→ Provided data

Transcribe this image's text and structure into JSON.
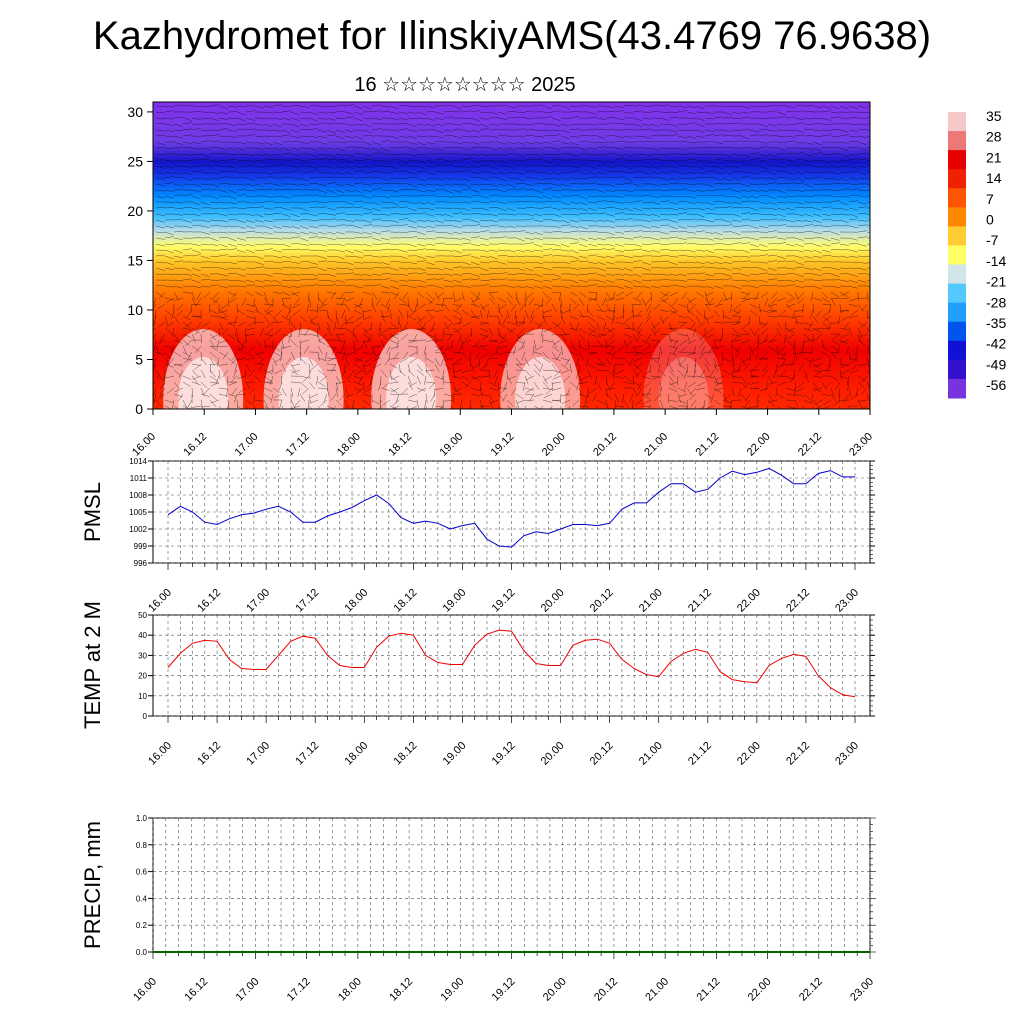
{
  "title": "Kazhydromet for IlinskiyAMS(43.4769 76.9638)",
  "subtitle": "16 ☆☆☆☆☆☆☆☆ 2025",
  "time_labels": [
    "16.00",
    "16.12",
    "17.00",
    "17.12",
    "18.00",
    "18.12",
    "19.00",
    "19.12",
    "20.00",
    "20.12",
    "21.00",
    "21.12",
    "22.00",
    "22.12",
    "23.00"
  ],
  "chart_data": [
    {
      "type": "heatmap",
      "ylim": [
        0,
        31
      ],
      "yticks": [
        "0",
        "5",
        "10",
        "15",
        "20",
        "25",
        "30"
      ],
      "colorbar_ticks": [
        "35",
        "28",
        "21",
        "14",
        "7",
        "0",
        "-7",
        "-14",
        "-21",
        "-28",
        "-35",
        "-42",
        "-49",
        "-56"
      ],
      "colors": {
        "warm": "#ff3300",
        "white": "#f8e0e0",
        "yellow": "#ffff66",
        "cyan": "#33ccff",
        "blue": "#1e1ee6",
        "purple": "#7733dd"
      },
      "description_of_field": "vertical temperature cross-section with wind barbs"
    },
    {
      "type": "line",
      "ylabel": "PMSL",
      "ylim": [
        996,
        1014
      ],
      "yticks": [
        "996",
        "999",
        "1002",
        "1005",
        "1008",
        "1011",
        "1014"
      ],
      "color": "#0000cc",
      "values": [
        1004.5,
        1006,
        1005,
        1003.2,
        1002.8,
        1003.8,
        1004.5,
        1004.8,
        1005.5,
        1006,
        1005,
        1003.2,
        1003.2,
        1004.3,
        1005,
        1005.8,
        1007,
        1008,
        1006.5,
        1004,
        1003,
        1003.4,
        1003,
        1002,
        1002.6,
        1003,
        1000.2,
        999,
        998.8,
        1000.8,
        1001.5,
        1001.2,
        1002,
        1002.8,
        1002.8,
        1002.6,
        1003,
        1005.5,
        1006.6,
        1006.6,
        1008.5,
        1010,
        1010,
        1008.5,
        1009,
        1011,
        1012.2,
        1011.6,
        1012,
        1012.7,
        1011.5,
        1010,
        1010,
        1011.8,
        1012.3,
        1011.2,
        1011.2
      ]
    },
    {
      "type": "line",
      "ylabel": "TEMP at 2 M",
      "ylim": [
        0,
        50
      ],
      "yticks": [
        "0",
        "10",
        "20",
        "30",
        "40",
        "50"
      ],
      "color": "#ee0000",
      "values": [
        24,
        31,
        36,
        37.5,
        37,
        28,
        23.5,
        23,
        23,
        30,
        37,
        39.5,
        38.5,
        30,
        25,
        24,
        24,
        34,
        39.5,
        41,
        40,
        30,
        26.5,
        25.5,
        25.5,
        35,
        40.5,
        42.5,
        42,
        32.5,
        26,
        25,
        25,
        35,
        37.5,
        38,
        36,
        28,
        23.5,
        20.5,
        19.5,
        27,
        31,
        33,
        31.5,
        22,
        18,
        17,
        16.5,
        25,
        28.5,
        30.5,
        29.5,
        20,
        14,
        10.5,
        9.5
      ]
    },
    {
      "type": "bar",
      "ylabel": "PRECIP, mm",
      "ylim": [
        0,
        1
      ],
      "yticks": [
        "0.0",
        "0.2",
        "0.4",
        "0.6",
        "0.8",
        "1.0"
      ],
      "color": "#006600",
      "values": []
    }
  ]
}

→ To do
Restate the whole listing above exactly, except for its images.

→ The solution
Transcribe this image's text and structure into JSON.
{
  "title": "Kazhydromet for IlinskiyAMS(43.4769 76.9638)",
  "subtitle": "16 ☆☆☆☆☆☆☆☆ 2025",
  "time_labels": [
    "16.00",
    "16.12",
    "17.00",
    "17.12",
    "18.00",
    "18.12",
    "19.00",
    "19.12",
    "20.00",
    "20.12",
    "21.00",
    "21.12",
    "22.00",
    "22.12",
    "23.00"
  ],
  "chart_data": [
    {
      "type": "heatmap",
      "ylim": [
        0,
        31
      ],
      "yticks": [
        "0",
        "5",
        "10",
        "15",
        "20",
        "25",
        "30"
      ],
      "colorbar_ticks": [
        "35",
        "28",
        "21",
        "14",
        "7",
        "0",
        "-7",
        "-14",
        "-21",
        "-28",
        "-35",
        "-42",
        "-49",
        "-56"
      ],
      "colors": {
        "warm": "#ff3300",
        "white": "#f8e0e0",
        "yellow": "#ffff66",
        "cyan": "#33ccff",
        "blue": "#1e1ee6",
        "purple": "#7733dd"
      },
      "description_of_field": "vertical temperature cross-section with wind barbs"
    },
    {
      "type": "line",
      "ylabel": "PMSL",
      "ylim": [
        996,
        1014
      ],
      "yticks": [
        "996",
        "999",
        "1002",
        "1005",
        "1008",
        "1011",
        "1014"
      ],
      "color": "#0000cc",
      "values": [
        1004.5,
        1006,
        1005,
        1003.2,
        1002.8,
        1003.8,
        1004.5,
        1004.8,
        1005.5,
        1006,
        1005,
        1003.2,
        1003.2,
        1004.3,
        1005,
        1005.8,
        1007,
        1008,
        1006.5,
        1004,
        1003,
        1003.4,
        1003,
        1002,
        1002.6,
        1003,
        1000.2,
        999,
        998.8,
        1000.8,
        1001.5,
        1001.2,
        1002,
        1002.8,
        1002.8,
        1002.6,
        1003,
        1005.5,
        1006.6,
        1006.6,
        1008.5,
        1010,
        1010,
        1008.5,
        1009,
        1011,
        1012.2,
        1011.6,
        1012,
        1012.7,
        1011.5,
        1010,
        1010,
        1011.8,
        1012.3,
        1011.2,
        1011.2
      ]
    },
    {
      "type": "line",
      "ylabel": "TEMP at 2 M",
      "ylim": [
        0,
        50
      ],
      "yticks": [
        "0",
        "10",
        "20",
        "30",
        "40",
        "50"
      ],
      "color": "#ee0000",
      "values": [
        24,
        31,
        36,
        37.5,
        37,
        28,
        23.5,
        23,
        23,
        30,
        37,
        39.5,
        38.5,
        30,
        25,
        24,
        24,
        34,
        39.5,
        41,
        40,
        30,
        26.5,
        25.5,
        25.5,
        35,
        40.5,
        42.5,
        42,
        32.5,
        26,
        25,
        25,
        35,
        37.5,
        38,
        36,
        28,
        23.5,
        20.5,
        19.5,
        27,
        31,
        33,
        31.5,
        22,
        18,
        17,
        16.5,
        25,
        28.5,
        30.5,
        29.5,
        20,
        14,
        10.5,
        9.5
      ]
    },
    {
      "type": "bar",
      "ylabel": "PRECIP, mm",
      "ylim": [
        0,
        1
      ],
      "yticks": [
        "0.0",
        "0.2",
        "0.4",
        "0.6",
        "0.8",
        "1.0"
      ],
      "color": "#006600",
      "values": []
    }
  ]
}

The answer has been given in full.